Entries supplied:
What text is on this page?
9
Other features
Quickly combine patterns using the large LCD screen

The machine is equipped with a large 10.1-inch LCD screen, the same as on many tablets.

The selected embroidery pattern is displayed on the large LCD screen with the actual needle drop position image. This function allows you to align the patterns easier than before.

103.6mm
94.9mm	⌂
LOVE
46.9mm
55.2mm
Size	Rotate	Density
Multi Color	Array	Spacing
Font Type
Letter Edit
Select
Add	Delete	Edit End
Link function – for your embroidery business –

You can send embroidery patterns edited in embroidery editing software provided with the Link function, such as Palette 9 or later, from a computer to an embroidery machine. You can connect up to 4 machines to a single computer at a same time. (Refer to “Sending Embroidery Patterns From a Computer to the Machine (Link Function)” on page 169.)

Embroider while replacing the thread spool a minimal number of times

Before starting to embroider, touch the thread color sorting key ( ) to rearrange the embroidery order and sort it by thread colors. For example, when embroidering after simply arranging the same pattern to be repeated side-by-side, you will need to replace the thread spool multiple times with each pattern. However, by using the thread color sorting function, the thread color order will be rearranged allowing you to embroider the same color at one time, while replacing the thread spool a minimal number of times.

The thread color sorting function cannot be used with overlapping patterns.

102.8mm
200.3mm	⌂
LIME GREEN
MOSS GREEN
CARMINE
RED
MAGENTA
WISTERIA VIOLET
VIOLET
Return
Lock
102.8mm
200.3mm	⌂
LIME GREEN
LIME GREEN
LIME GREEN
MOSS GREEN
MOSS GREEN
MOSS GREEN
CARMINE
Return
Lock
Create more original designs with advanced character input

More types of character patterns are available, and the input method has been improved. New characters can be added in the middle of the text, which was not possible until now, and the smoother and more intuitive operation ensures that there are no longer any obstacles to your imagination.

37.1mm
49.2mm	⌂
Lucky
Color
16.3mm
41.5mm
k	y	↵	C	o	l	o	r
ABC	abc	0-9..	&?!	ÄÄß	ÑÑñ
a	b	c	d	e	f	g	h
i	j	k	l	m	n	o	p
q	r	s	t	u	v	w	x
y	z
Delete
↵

Short exercise:
Set every line of the listing down word for word.

The reply:
What text is on this page?
9
Other features
Quickly combine patterns using the large LCD screen

The machine is equipped with a large 10.1-inch LCD screen, the same as on many tablets.

The selected embroidery pattern is displayed on the large LCD screen with the actual needle drop position image. This function allows you to align the patterns easier than before.

103.6mm
94.9mm	⌂
LOVE
46.9mm
55.2mm
Size	Rotate	Density
Multi Color	Array	Spacing
Font Type
Letter Edit
Select
Add	Delete	Edit End
Link function – for your embroidery business –

You can send embroidery patterns edited in embroidery editing software provided with the Link function, such as Palette 9 or later, from a computer to an embroidery machine. You can connect up to 4 machines to a single computer at a same time. (Refer to “Sending Embroidery Patterns From a Computer to the Machine (Link Function)” on page 169.)

Embroider while replacing the thread spool a minimal number of times

Before starting to embroider, touch the thread color sorting key ( ) to rearrange the embroidery order and sort it by thread colors. For example, when embroidering after simply arranging the same pattern to be repeated side-by-side, you will need to replace the thread spool multiple times with each pattern. However, by using the thread color sorting function, the thread color order will be rearranged allowing you to embroider the same color at one time, while replacing the thread spool a minimal number of times.

The thread color sorting function cannot be used with overlapping patterns.

102.8mm
200.3mm	⌂
LIME GREEN
MOSS GREEN
CARMINE
RED
MAGENTA
WISTERIA VIOLET
VIOLET
Return
Lock
102.8mm
200.3mm	⌂
LIME GREEN
LIME GREEN
LIME GREEN
MOSS GREEN
MOSS GREEN
MOSS GREEN
CARMINE
Return
Lock
Create more original designs with advanced character input

More types of character patterns are available, and the input method has been improved. New characters can be added in the middle of the text, which was not possible until now, and the smoother and more intuitive operation ensures that there are no longer any obstacles to your imagination.

37.1mm
49.2mm	⌂
Lucky
Color
16.3mm
41.5mm
k	y	↵	C	o	l	o	r
ABC	abc	0-9..	&?!	ÄÄß	ÑÑñ
a	b	c	d	e	f	g	h
i	j	k	l	m	n	o	p
q	r	s	t	u	v	w	x
y	z
Delete
↵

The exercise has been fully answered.